STATED EXERCISE
Repeat each record exactly as written, and drop any images.

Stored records
__________

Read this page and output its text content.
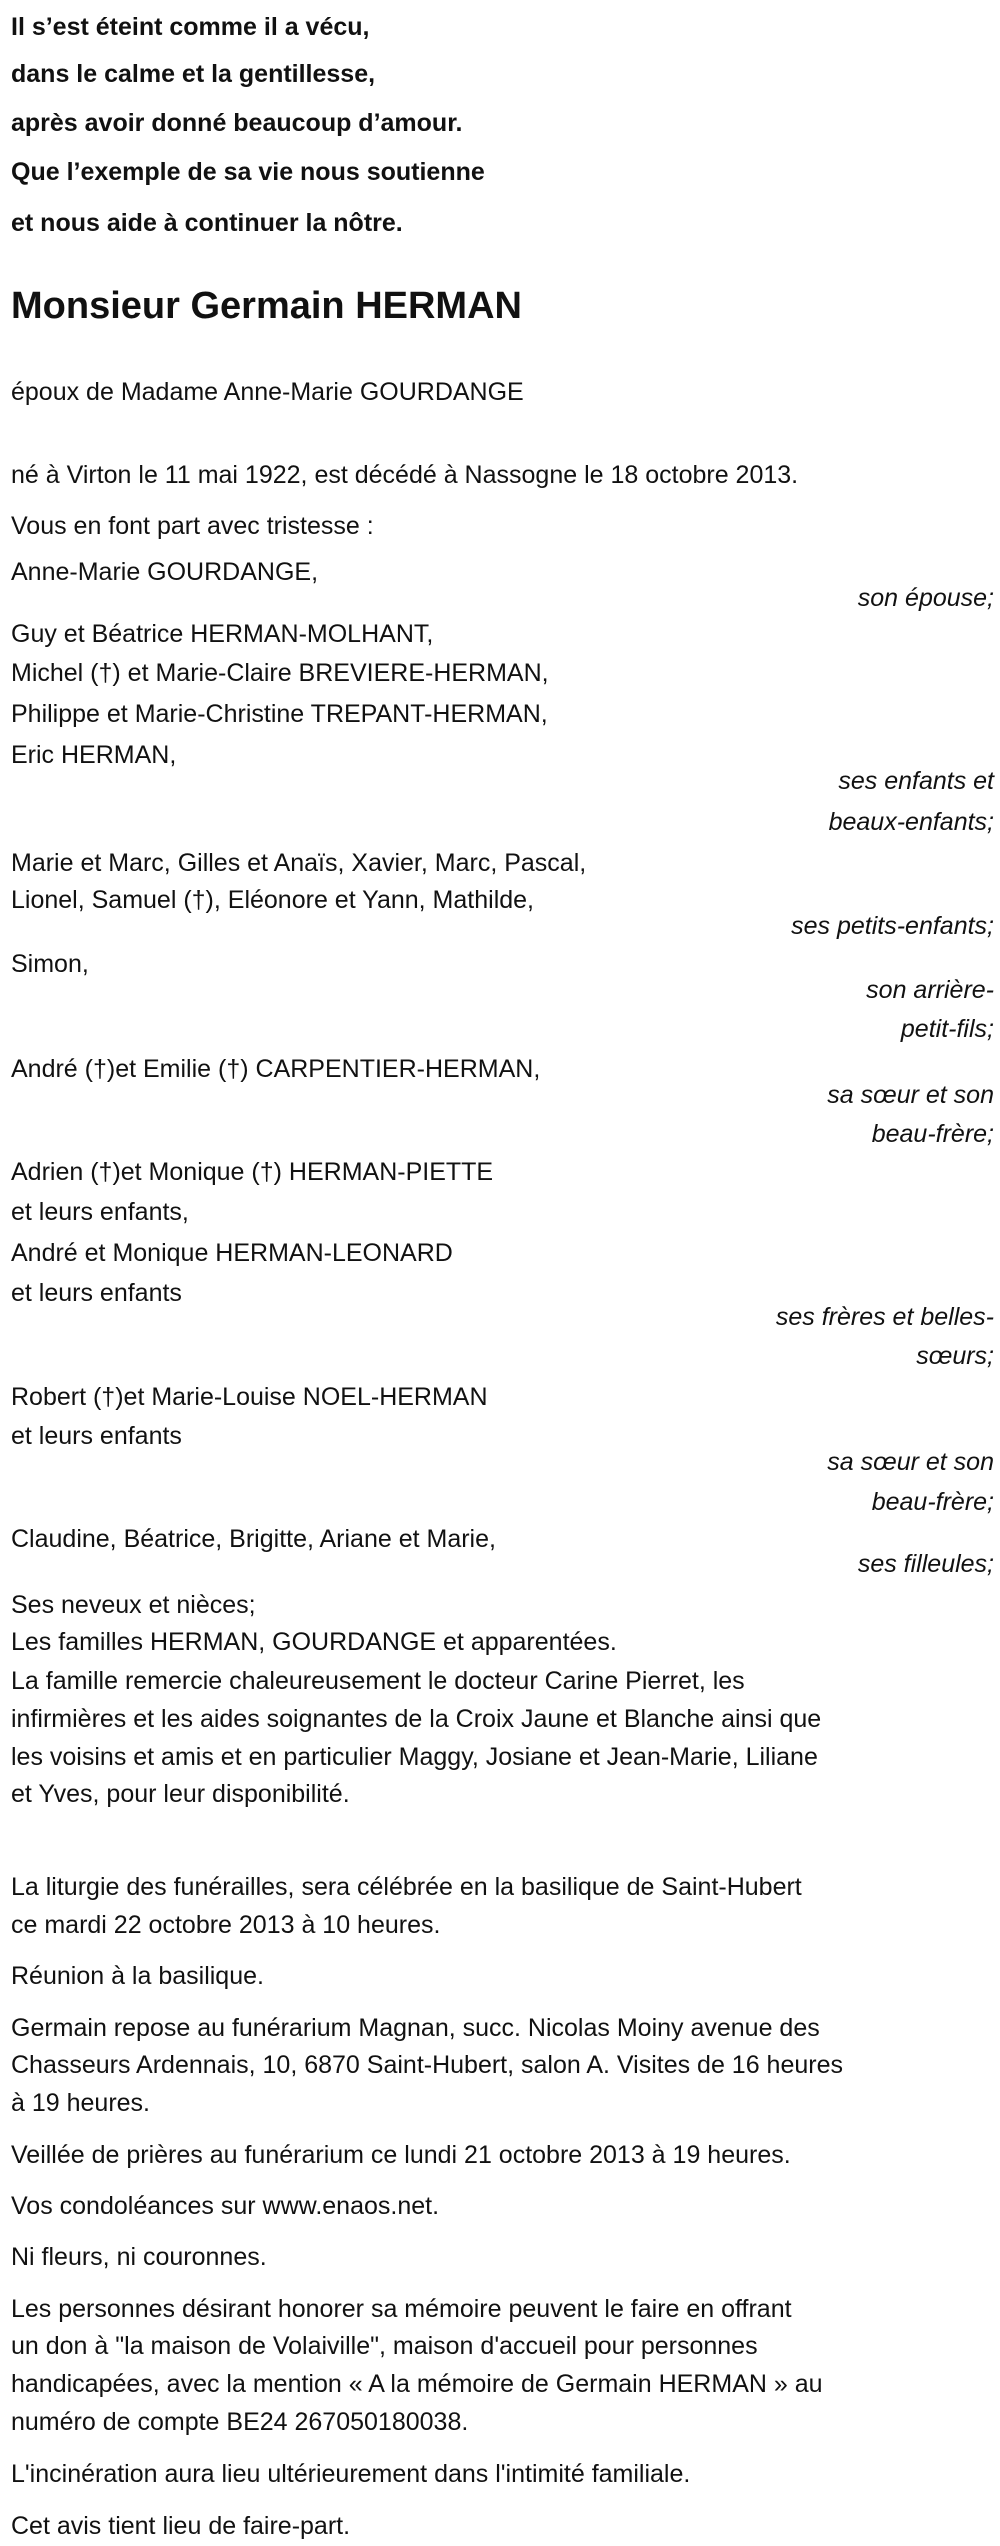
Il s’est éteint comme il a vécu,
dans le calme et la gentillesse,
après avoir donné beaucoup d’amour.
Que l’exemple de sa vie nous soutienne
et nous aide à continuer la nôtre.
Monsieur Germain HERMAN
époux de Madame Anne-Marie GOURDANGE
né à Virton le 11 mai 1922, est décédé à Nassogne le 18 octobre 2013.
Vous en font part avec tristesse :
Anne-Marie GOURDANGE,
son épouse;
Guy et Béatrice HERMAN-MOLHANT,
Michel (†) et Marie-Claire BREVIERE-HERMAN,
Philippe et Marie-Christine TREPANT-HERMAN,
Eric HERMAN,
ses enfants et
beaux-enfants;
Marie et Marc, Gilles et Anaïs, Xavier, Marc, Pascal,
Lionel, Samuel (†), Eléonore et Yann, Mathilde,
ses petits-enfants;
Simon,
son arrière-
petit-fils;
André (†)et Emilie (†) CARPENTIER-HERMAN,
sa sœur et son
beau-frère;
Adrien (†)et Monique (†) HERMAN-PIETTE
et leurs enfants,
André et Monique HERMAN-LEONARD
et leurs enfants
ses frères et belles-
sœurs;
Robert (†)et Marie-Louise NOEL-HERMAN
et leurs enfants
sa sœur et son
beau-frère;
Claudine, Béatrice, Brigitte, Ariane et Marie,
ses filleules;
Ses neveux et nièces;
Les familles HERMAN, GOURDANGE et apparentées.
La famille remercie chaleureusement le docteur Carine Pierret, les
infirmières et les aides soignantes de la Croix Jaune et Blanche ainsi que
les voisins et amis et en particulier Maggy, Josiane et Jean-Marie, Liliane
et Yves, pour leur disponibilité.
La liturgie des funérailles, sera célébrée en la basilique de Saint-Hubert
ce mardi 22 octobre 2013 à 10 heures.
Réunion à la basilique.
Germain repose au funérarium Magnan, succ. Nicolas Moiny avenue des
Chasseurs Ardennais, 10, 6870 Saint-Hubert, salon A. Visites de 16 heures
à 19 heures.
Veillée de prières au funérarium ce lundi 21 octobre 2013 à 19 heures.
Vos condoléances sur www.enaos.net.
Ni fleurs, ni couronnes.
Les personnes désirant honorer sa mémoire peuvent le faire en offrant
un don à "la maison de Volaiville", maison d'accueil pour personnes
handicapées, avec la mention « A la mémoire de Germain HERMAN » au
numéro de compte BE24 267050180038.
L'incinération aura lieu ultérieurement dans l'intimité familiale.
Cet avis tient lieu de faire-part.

__________

THE ANSWER
Read this page and output its text content.
Il s’est éteint comme il a vécu,
dans le calme et la gentillesse,
après avoir donné beaucoup d’amour.
Que l’exemple de sa vie nous soutienne
et nous aide à continuer la nôtre.
Monsieur Germain HERMAN
époux de Madame Anne-Marie GOURDANGE
né à Virton le 11 mai 1922, est décédé à Nassogne le 18 octobre 2013.
Vous en font part avec tristesse :
Anne-Marie GOURDANGE,
son épouse;
Guy et Béatrice HERMAN-MOLHANT,
Michel (†) et Marie-Claire BREVIERE-HERMAN,
Philippe et Marie-Christine TREPANT-HERMAN,
Eric HERMAN,
ses enfants et
beaux-enfants;
Marie et Marc, Gilles et Anaïs, Xavier, Marc, Pascal,
Lionel, Samuel (†), Eléonore et Yann, Mathilde,
ses petits-enfants;
Simon,
son arrière-
petit-fils;
André (†)et Emilie (†) CARPENTIER-HERMAN,
sa sœur et son
beau-frère;
Adrien (†)et Monique (†) HERMAN-PIETTE
et leurs enfants,
André et Monique HERMAN-LEONARD
et leurs enfants
ses frères et belles-
sœurs;
Robert (†)et Marie-Louise NOEL-HERMAN
et leurs enfants
sa sœur et son
beau-frère;
Claudine, Béatrice, Brigitte, Ariane et Marie,
ses filleules;
Ses neveux et nièces;
Les familles HERMAN, GOURDANGE et apparentées.
La famille remercie chaleureusement le docteur Carine Pierret, les
infirmières et les aides soignantes de la Croix Jaune et Blanche ainsi que
les voisins et amis et en particulier Maggy, Josiane et Jean-Marie, Liliane
et Yves, pour leur disponibilité.
La liturgie des funérailles, sera célébrée en la basilique de Saint-Hubert
ce mardi 22 octobre 2013 à 10 heures.
Réunion à la basilique.
Germain repose au funérarium Magnan, succ. Nicolas Moiny avenue des
Chasseurs Ardennais, 10, 6870 Saint-Hubert, salon A. Visites de 16 heures
à 19 heures.
Veillée de prières au funérarium ce lundi 21 octobre 2013 à 19 heures.
Vos condoléances sur www.enaos.net.
Ni fleurs, ni couronnes.
Les personnes désirant honorer sa mémoire peuvent le faire en offrant
un don à "la maison de Volaiville", maison d'accueil pour personnes
handicapées, avec la mention « A la mémoire de Germain HERMAN » au
numéro de compte BE24 267050180038.
L'incinération aura lieu ultérieurement dans l'intimité familiale.
Cet avis tient lieu de faire-part.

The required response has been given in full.